**DATA PROVIDED:**
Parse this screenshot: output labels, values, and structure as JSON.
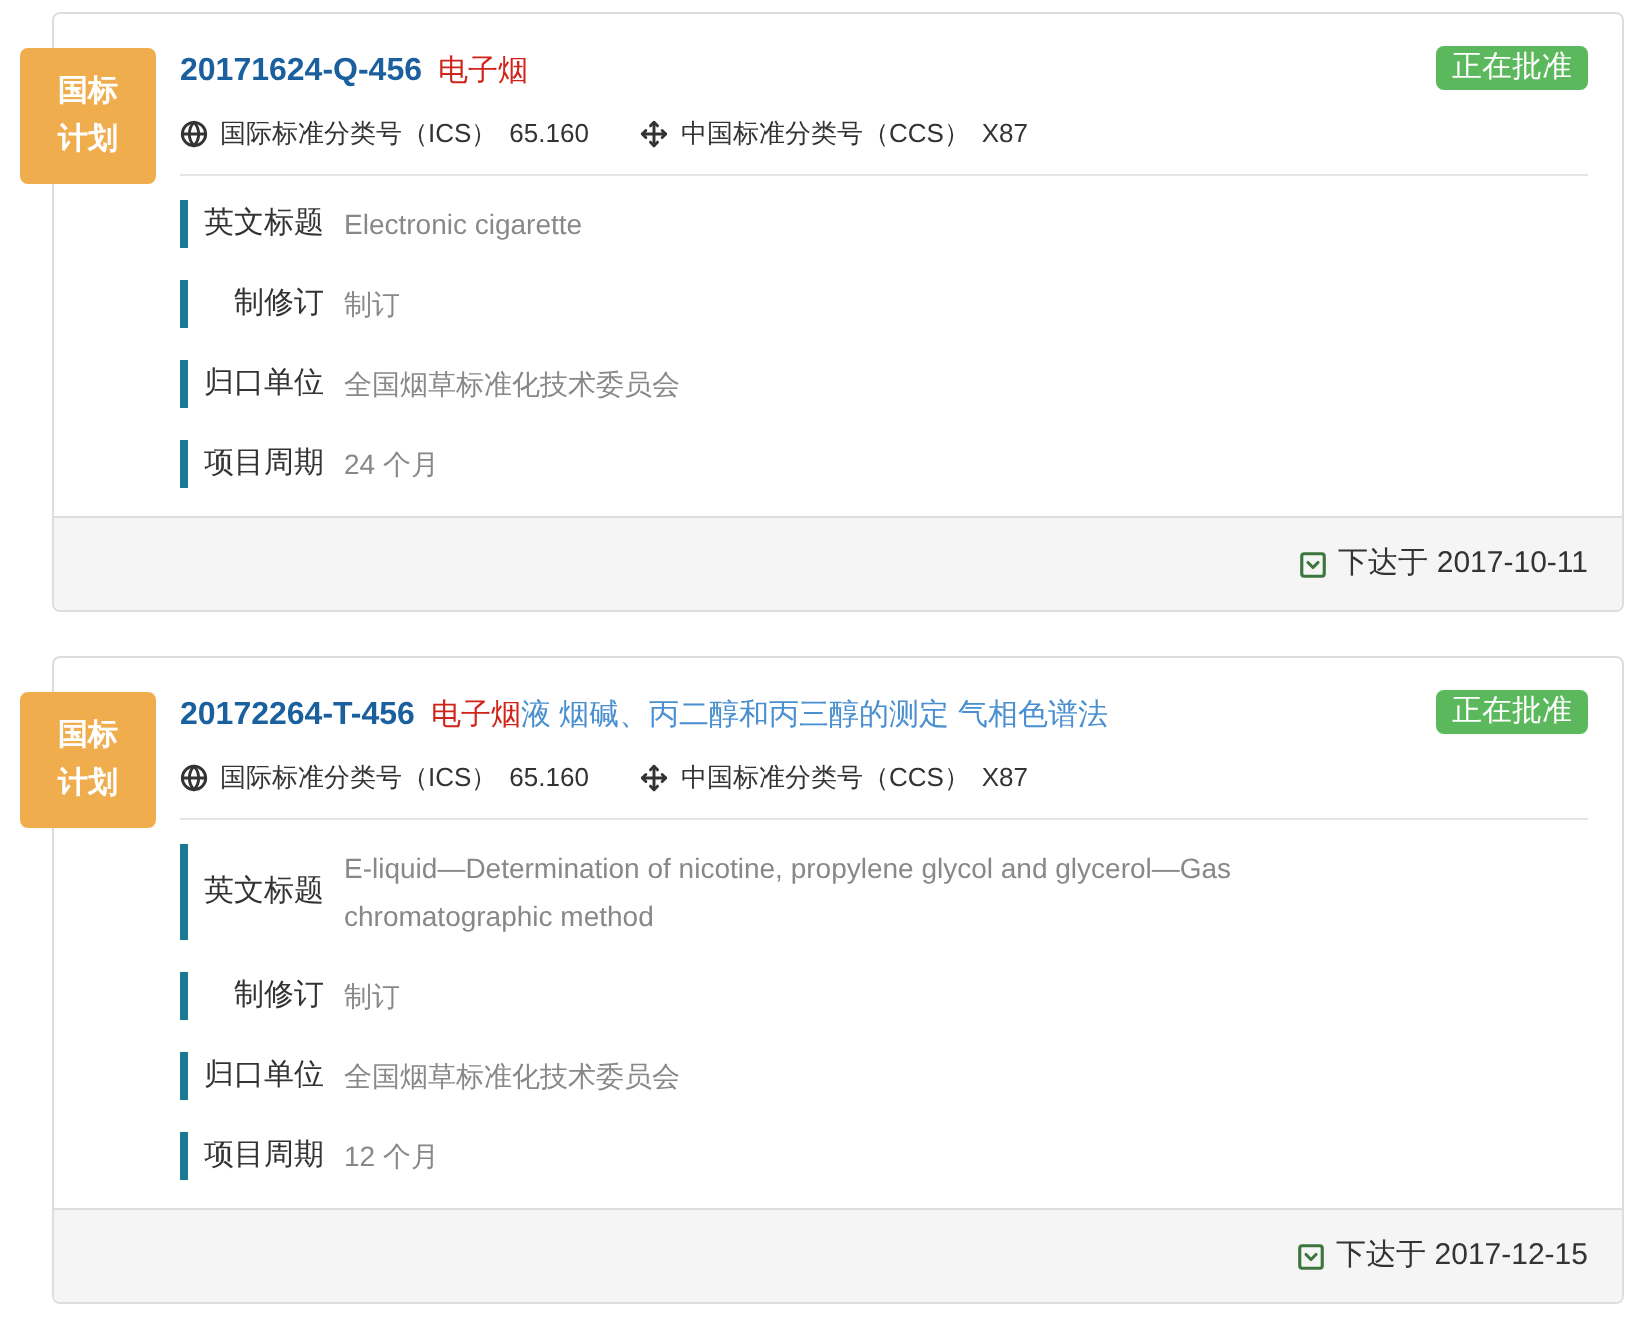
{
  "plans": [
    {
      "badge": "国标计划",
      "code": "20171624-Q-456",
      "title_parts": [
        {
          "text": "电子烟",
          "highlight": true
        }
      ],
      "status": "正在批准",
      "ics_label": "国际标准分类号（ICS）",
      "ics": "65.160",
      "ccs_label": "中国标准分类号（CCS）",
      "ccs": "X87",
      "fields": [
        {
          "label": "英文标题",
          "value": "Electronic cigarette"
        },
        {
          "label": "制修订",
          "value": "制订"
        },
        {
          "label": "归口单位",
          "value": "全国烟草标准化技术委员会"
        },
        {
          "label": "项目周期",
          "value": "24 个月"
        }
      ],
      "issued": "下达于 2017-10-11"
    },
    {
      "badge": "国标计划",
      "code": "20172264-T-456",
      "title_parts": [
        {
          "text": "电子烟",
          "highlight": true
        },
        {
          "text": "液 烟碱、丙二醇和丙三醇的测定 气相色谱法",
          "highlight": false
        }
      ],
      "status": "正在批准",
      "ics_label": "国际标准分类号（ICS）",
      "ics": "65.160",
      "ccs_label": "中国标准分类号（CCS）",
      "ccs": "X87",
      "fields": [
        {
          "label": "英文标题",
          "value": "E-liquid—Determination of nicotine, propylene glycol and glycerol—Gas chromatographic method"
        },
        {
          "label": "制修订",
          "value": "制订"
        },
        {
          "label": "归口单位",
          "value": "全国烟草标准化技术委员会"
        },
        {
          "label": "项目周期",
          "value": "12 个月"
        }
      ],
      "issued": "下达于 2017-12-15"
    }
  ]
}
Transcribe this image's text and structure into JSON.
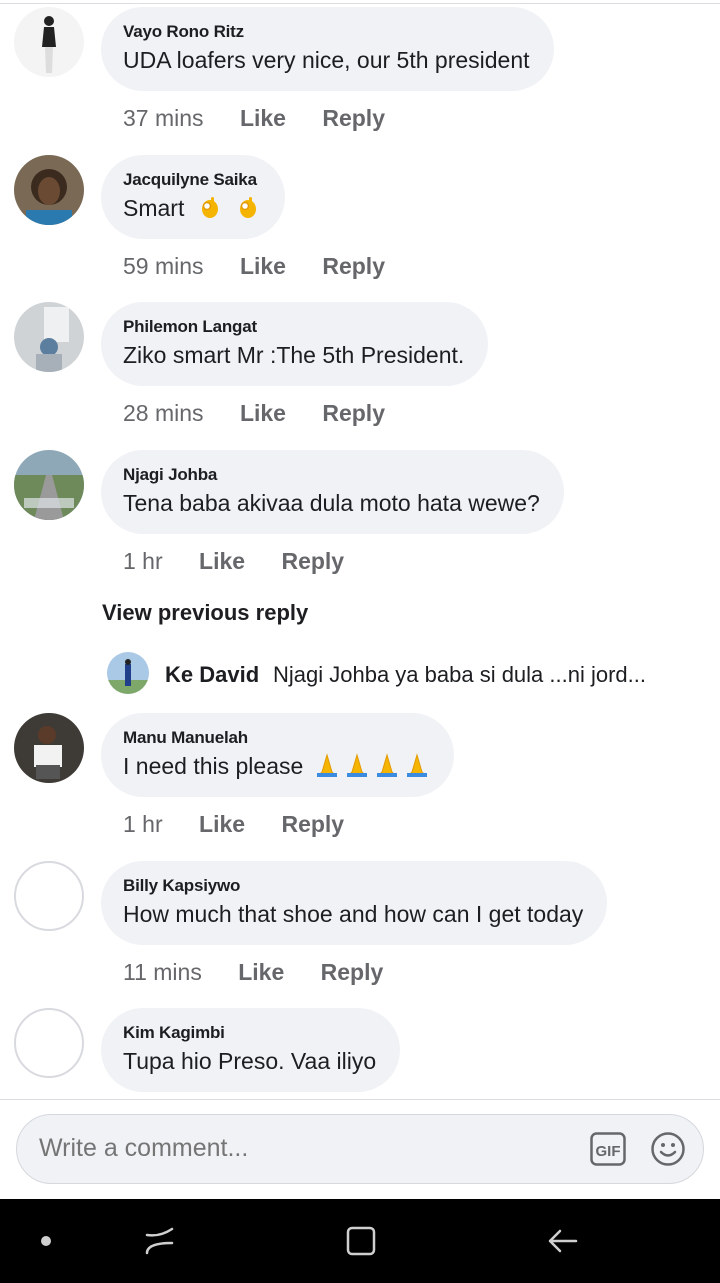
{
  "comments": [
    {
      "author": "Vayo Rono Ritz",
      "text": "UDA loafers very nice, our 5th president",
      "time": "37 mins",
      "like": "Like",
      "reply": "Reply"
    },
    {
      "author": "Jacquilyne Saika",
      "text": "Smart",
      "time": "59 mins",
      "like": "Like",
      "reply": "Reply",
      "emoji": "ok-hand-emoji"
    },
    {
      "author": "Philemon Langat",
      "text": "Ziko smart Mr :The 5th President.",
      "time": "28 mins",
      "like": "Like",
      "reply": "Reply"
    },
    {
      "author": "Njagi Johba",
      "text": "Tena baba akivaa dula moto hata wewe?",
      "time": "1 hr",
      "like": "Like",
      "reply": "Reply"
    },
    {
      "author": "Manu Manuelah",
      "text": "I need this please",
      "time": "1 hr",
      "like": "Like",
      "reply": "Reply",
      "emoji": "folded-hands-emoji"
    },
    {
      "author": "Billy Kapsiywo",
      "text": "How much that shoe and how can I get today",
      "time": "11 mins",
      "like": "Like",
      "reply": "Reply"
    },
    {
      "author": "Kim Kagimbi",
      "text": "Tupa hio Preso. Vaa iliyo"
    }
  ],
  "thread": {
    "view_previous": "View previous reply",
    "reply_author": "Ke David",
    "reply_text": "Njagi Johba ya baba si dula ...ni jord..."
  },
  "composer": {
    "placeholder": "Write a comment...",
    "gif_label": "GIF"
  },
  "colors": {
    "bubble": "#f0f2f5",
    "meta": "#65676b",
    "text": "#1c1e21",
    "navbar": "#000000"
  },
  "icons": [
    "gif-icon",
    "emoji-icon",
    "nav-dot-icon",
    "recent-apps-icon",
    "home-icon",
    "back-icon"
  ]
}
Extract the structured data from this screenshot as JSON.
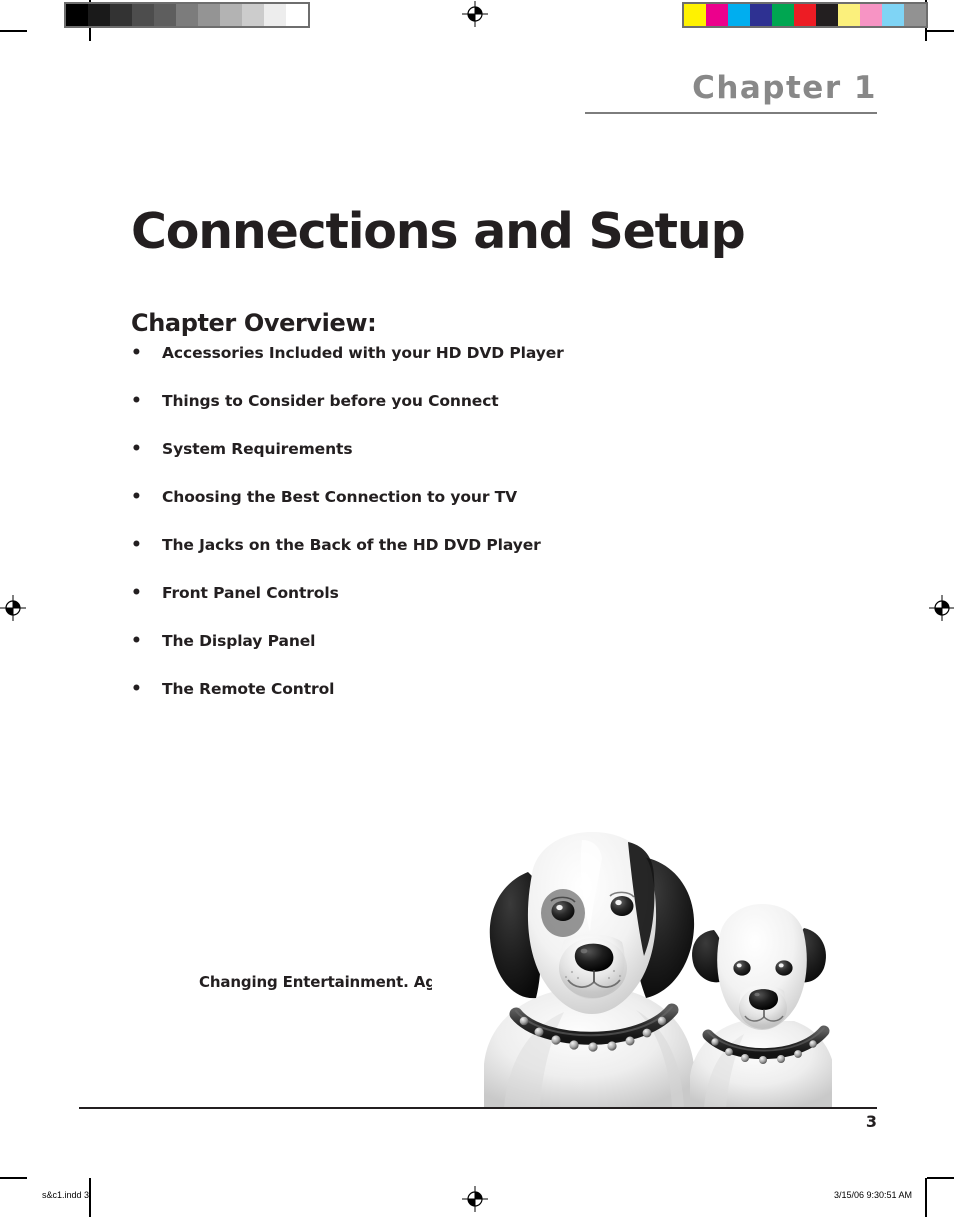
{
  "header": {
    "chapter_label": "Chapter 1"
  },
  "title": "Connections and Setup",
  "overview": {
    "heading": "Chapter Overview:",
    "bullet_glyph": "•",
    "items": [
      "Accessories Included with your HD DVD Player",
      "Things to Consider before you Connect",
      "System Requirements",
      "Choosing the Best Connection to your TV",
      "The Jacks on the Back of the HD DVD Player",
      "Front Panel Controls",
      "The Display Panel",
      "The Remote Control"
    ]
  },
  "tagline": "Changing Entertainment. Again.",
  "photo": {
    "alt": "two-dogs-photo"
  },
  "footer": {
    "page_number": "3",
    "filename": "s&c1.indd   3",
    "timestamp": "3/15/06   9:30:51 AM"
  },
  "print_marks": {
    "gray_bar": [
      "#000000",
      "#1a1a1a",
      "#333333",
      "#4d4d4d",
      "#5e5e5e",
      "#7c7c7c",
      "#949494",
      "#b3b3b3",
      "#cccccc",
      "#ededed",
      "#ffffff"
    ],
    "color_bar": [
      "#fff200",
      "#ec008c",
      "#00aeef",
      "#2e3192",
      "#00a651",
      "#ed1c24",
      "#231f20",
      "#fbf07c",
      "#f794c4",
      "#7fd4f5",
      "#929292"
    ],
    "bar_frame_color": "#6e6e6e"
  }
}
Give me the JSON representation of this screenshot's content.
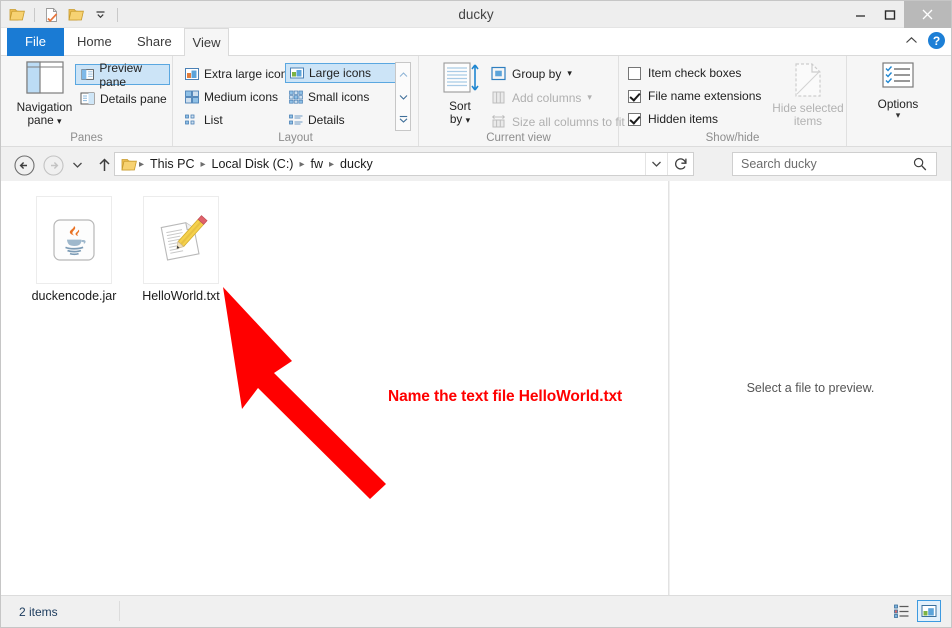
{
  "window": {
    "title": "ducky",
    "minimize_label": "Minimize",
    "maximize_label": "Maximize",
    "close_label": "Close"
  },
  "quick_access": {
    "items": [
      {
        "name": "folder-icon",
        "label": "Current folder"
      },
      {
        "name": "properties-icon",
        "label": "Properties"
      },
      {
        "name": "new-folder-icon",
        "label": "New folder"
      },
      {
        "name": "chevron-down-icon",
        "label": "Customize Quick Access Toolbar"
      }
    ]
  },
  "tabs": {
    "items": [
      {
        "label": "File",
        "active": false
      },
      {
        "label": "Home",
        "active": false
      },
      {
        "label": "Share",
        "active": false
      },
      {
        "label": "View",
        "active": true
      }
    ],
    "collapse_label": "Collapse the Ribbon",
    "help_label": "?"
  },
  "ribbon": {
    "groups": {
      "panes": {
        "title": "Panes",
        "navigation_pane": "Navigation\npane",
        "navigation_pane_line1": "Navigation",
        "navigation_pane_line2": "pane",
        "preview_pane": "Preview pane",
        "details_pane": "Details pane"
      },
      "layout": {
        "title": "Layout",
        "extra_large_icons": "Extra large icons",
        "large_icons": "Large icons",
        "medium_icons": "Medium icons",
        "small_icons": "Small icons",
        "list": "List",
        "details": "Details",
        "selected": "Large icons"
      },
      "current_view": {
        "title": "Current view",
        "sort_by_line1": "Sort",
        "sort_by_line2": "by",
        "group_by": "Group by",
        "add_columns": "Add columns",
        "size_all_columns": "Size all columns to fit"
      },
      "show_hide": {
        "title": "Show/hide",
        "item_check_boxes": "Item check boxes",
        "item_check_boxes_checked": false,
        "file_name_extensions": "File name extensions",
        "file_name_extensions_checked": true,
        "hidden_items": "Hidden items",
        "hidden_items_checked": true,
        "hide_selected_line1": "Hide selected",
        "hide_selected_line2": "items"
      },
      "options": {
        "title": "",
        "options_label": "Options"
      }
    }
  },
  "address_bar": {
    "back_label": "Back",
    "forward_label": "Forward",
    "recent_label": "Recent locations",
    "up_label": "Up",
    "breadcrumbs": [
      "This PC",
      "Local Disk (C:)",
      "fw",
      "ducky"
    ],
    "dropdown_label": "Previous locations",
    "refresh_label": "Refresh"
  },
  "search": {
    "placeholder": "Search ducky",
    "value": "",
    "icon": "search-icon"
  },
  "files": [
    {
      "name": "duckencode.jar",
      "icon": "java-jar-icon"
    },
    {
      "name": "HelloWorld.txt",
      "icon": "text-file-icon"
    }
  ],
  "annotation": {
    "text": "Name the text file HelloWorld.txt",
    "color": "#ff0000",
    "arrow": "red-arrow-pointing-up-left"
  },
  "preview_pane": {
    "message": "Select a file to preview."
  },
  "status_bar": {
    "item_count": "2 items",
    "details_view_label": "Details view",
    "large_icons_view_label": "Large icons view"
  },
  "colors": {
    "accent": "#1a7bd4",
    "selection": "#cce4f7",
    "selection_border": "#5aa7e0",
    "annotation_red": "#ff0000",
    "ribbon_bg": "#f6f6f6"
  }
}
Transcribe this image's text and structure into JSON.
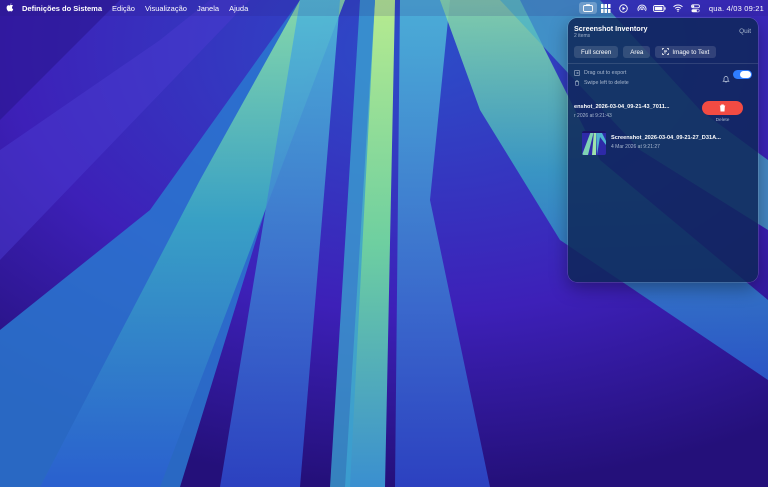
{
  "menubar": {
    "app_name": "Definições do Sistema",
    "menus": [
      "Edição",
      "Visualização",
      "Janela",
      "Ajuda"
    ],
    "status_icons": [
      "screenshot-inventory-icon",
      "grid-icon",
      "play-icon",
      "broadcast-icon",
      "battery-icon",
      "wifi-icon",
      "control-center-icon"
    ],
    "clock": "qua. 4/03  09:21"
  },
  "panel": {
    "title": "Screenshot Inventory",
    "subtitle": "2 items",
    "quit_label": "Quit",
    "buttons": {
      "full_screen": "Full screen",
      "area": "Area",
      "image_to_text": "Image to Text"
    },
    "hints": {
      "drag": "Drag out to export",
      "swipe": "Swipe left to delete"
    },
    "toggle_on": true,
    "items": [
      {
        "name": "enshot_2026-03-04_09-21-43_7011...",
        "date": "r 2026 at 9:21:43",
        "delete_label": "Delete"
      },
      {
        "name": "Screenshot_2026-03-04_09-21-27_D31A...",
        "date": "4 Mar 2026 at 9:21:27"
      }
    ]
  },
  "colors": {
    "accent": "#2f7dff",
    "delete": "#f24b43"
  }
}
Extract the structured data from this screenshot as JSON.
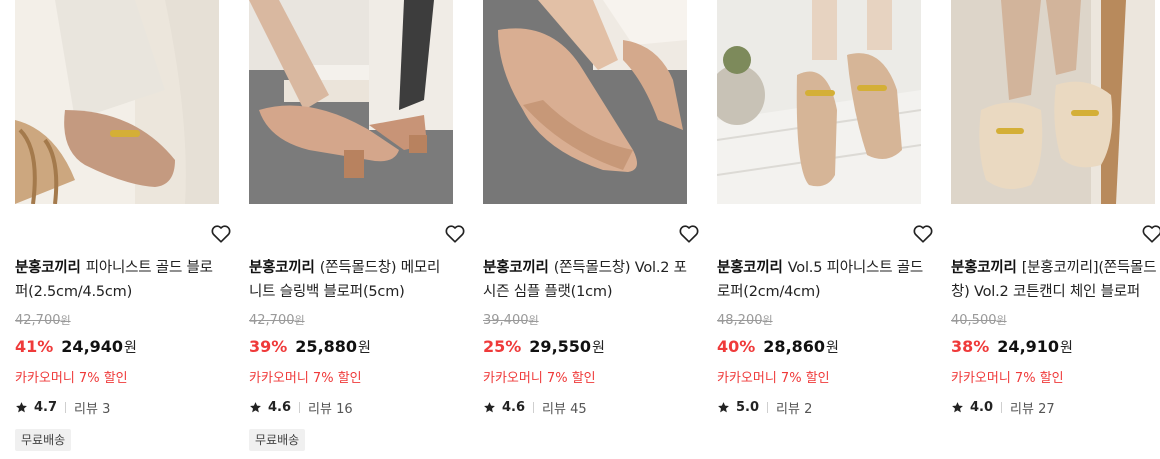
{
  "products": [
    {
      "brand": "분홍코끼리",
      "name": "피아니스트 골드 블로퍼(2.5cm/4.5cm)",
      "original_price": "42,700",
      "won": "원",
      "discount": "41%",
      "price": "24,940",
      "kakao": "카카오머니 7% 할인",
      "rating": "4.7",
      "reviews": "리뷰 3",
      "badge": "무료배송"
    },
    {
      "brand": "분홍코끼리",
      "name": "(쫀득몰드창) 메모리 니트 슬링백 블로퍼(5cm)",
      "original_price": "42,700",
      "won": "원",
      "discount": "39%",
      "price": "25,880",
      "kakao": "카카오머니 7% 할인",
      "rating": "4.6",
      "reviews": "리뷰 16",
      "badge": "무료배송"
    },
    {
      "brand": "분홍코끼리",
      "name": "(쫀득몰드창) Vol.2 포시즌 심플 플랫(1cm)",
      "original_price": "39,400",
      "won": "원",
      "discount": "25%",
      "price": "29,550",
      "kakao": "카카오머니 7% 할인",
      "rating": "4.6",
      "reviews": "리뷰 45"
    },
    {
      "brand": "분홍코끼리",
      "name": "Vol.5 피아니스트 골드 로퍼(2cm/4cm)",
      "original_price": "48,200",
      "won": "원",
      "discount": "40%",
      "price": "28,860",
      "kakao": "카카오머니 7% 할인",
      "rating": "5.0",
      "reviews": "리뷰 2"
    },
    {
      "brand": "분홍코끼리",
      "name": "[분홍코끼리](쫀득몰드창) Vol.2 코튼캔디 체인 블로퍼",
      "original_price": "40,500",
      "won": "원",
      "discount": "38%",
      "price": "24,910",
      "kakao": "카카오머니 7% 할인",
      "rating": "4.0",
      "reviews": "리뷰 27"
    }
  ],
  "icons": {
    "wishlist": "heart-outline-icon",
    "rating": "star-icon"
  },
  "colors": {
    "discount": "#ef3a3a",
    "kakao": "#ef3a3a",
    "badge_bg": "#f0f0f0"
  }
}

**WRITTEN EXERCISE:** Report how many lines above hold the string "피아니스트", giving nothing but the number.

**WORKED SOLUTION:** 2